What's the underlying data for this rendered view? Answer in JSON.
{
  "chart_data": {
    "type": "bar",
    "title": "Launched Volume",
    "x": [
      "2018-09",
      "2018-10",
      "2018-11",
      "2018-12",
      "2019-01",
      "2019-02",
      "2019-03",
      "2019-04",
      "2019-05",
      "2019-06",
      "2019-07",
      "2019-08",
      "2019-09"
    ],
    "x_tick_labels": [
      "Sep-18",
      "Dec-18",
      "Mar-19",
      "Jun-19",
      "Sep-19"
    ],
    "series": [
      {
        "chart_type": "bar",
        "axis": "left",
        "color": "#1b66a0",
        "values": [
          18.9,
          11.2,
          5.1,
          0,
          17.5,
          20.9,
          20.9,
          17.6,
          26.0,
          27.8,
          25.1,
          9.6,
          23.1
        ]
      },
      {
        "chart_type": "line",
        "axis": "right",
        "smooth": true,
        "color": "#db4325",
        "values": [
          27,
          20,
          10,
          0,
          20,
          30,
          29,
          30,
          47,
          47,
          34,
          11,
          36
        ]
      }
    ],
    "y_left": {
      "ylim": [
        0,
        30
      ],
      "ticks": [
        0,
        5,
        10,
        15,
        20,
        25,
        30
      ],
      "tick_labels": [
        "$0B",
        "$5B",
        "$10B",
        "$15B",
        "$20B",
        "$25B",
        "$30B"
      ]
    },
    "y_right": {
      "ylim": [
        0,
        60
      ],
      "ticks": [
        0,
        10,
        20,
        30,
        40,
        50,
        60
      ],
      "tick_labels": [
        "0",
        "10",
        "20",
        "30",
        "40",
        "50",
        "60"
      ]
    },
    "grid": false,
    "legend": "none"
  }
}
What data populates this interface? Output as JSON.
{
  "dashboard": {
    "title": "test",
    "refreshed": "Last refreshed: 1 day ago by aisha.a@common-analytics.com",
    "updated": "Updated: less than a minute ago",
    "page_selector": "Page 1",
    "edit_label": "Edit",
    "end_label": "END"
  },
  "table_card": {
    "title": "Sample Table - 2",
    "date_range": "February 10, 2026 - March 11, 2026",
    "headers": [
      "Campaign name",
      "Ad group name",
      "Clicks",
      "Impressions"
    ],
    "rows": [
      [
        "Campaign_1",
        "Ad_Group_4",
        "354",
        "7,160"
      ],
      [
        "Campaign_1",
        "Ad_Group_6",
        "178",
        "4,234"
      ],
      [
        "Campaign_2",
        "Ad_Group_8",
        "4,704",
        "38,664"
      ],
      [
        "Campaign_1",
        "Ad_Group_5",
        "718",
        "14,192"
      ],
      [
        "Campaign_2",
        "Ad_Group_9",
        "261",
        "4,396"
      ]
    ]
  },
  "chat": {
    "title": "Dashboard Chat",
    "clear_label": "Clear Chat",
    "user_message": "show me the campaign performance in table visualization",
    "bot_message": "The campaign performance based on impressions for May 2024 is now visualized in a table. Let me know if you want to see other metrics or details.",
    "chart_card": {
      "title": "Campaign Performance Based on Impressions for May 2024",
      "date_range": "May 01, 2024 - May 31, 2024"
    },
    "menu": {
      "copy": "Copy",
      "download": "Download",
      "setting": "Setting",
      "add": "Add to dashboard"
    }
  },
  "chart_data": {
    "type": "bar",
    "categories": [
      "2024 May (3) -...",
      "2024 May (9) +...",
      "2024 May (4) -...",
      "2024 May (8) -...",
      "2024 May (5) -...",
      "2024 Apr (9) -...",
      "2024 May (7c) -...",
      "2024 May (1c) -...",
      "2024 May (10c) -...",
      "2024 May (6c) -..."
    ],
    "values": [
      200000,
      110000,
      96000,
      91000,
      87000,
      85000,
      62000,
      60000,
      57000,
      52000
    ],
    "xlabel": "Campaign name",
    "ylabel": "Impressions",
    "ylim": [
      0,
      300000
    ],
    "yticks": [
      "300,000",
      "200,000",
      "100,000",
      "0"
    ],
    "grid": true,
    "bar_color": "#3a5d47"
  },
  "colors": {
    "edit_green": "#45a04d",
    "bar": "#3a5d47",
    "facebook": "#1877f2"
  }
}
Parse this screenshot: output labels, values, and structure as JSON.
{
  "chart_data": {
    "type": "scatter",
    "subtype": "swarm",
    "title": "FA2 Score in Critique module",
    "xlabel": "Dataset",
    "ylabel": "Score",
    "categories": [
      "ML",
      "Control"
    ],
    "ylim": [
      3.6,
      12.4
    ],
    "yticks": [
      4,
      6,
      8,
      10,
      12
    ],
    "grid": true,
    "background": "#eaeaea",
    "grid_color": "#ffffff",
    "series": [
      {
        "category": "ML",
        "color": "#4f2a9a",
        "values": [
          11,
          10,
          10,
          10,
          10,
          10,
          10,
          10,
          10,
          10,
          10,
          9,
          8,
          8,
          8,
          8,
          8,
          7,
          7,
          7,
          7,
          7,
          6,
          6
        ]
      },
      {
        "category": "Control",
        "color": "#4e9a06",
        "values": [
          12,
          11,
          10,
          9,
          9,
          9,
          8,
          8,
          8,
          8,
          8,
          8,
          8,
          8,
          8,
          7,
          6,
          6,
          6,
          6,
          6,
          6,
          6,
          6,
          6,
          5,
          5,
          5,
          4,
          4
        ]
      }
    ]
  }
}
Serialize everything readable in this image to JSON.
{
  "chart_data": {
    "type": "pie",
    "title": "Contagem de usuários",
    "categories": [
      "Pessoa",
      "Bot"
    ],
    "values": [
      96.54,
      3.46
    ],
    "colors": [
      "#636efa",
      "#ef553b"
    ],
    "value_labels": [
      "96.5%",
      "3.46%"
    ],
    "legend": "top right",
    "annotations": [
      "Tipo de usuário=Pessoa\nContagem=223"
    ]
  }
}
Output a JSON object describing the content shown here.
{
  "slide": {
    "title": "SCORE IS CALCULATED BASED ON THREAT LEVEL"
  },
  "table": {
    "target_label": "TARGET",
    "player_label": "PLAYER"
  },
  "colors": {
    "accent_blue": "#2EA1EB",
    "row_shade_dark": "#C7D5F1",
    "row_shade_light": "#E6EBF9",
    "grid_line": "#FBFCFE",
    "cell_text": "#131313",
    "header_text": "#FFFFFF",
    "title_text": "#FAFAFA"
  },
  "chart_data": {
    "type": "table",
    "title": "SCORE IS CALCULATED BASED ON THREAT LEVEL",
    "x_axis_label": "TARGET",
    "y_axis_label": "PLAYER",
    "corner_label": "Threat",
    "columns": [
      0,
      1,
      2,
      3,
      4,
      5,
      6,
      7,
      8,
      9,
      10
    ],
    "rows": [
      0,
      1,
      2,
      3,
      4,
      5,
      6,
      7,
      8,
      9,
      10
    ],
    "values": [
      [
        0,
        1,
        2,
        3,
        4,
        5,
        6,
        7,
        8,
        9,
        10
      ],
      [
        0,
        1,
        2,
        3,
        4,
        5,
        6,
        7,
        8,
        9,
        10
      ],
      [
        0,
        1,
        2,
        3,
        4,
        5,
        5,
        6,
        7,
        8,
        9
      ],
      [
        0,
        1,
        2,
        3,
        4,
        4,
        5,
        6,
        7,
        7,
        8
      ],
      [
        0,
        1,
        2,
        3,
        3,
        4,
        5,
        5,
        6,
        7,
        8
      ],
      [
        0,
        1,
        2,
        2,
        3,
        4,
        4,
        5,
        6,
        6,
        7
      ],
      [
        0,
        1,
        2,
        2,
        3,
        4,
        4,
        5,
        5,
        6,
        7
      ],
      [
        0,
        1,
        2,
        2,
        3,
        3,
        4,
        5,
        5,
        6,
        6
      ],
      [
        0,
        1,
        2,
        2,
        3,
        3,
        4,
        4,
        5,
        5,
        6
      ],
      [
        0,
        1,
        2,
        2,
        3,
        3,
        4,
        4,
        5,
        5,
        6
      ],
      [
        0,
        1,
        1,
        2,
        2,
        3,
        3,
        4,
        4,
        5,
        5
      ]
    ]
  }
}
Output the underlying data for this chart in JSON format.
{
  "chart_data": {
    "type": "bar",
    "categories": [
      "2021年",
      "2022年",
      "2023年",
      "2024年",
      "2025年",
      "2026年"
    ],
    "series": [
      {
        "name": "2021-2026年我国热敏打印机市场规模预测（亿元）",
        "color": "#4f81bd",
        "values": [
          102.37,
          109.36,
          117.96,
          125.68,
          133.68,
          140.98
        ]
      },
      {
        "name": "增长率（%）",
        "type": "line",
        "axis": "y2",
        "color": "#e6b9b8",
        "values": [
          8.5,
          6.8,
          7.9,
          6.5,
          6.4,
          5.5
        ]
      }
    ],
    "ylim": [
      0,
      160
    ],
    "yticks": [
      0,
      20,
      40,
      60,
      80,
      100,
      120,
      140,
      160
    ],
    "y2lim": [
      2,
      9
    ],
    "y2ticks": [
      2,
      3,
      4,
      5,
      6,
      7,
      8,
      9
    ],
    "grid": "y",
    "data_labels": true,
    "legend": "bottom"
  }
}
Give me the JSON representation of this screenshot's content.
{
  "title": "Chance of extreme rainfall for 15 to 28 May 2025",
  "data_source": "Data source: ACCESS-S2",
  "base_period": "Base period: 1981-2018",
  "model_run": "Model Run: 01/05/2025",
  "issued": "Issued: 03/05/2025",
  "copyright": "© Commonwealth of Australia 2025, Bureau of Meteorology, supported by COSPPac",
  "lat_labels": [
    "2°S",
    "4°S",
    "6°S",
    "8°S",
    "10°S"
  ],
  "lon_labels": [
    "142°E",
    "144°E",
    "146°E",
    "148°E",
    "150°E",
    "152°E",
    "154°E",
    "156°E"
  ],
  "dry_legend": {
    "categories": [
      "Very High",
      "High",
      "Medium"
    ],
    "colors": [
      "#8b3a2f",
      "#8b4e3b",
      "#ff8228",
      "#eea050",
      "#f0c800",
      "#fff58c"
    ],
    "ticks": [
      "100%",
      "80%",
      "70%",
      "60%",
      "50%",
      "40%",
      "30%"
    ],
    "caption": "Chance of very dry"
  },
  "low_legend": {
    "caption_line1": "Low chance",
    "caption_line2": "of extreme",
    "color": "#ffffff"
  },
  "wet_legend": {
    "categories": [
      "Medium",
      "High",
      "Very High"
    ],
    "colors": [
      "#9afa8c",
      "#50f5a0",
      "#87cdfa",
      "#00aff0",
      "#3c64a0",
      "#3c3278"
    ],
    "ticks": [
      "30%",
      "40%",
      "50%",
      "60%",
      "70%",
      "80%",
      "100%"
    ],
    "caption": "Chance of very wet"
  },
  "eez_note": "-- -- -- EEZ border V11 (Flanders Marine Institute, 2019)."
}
========================================================================
→ WORK TO COMPLETE:
Copy all lines from the data that hold the word "content".

→ WRITTEN SOLUTION:
Output a JSON object describing the content shown here.
Give me the JSON representation of this screenshot's content.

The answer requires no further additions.